» To do: Rewrite the lines starting at the one containing "FancyBboxPatch shape xyxy=(8,150,77,185)" and ending at the one containing "Text: Blockchain-based" as a JSON list of strings, one string per line, with blank lines left out.

» Stored records:

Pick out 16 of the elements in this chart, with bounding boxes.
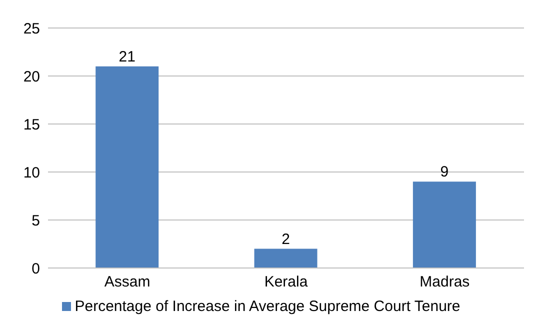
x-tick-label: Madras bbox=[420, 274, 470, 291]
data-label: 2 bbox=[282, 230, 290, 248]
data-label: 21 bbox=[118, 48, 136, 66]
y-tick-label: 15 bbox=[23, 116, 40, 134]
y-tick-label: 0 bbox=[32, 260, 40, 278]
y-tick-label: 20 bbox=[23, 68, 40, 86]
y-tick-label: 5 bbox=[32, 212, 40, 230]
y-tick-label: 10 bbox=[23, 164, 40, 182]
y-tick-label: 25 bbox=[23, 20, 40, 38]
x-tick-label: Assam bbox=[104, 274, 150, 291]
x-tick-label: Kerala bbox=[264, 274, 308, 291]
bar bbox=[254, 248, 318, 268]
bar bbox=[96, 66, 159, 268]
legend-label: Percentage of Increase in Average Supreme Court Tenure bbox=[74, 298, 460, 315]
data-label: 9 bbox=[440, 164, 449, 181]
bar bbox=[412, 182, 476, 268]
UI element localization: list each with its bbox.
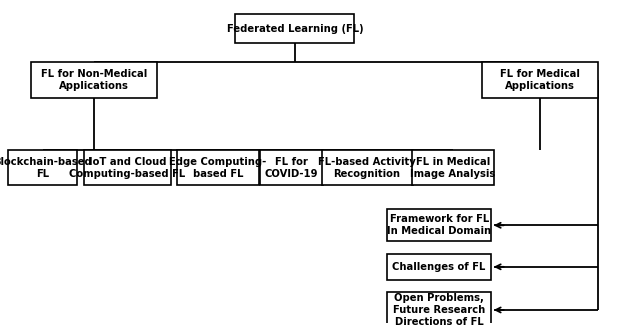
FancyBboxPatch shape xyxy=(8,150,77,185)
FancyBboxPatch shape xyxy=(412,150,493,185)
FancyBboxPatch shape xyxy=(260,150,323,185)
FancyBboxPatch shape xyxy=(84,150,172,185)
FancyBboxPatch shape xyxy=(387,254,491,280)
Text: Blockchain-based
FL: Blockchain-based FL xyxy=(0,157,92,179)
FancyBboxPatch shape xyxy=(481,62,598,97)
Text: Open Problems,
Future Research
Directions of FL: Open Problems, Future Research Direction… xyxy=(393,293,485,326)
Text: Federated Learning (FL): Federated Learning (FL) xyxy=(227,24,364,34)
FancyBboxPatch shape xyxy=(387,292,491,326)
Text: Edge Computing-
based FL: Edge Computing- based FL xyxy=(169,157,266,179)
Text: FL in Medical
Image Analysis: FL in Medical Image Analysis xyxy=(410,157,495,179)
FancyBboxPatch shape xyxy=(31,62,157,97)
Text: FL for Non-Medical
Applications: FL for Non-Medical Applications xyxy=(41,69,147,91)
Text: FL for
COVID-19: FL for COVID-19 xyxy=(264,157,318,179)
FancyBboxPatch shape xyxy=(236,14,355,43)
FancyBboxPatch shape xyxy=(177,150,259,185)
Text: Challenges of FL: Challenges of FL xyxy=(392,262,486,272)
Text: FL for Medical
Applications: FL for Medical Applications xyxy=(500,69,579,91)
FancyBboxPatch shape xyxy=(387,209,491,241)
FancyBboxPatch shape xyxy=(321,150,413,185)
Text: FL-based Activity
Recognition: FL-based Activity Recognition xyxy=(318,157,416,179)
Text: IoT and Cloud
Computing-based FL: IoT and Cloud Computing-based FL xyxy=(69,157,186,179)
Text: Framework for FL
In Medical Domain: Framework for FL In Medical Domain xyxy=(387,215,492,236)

» Solution to the exercise:
[
  "FancyBboxPatch shape xyxy=(8,150,77,185)",
  "FancyBboxPatch shape xyxy=(412,150,493,185)",
  "FancyBboxPatch shape xyxy=(260,150,323,185)",
  "FancyBboxPatch shape xyxy=(84,150,172,185)",
  "FancyBboxPatch shape xyxy=(387,254,491,280)",
  "Text: Blockchain-based"
]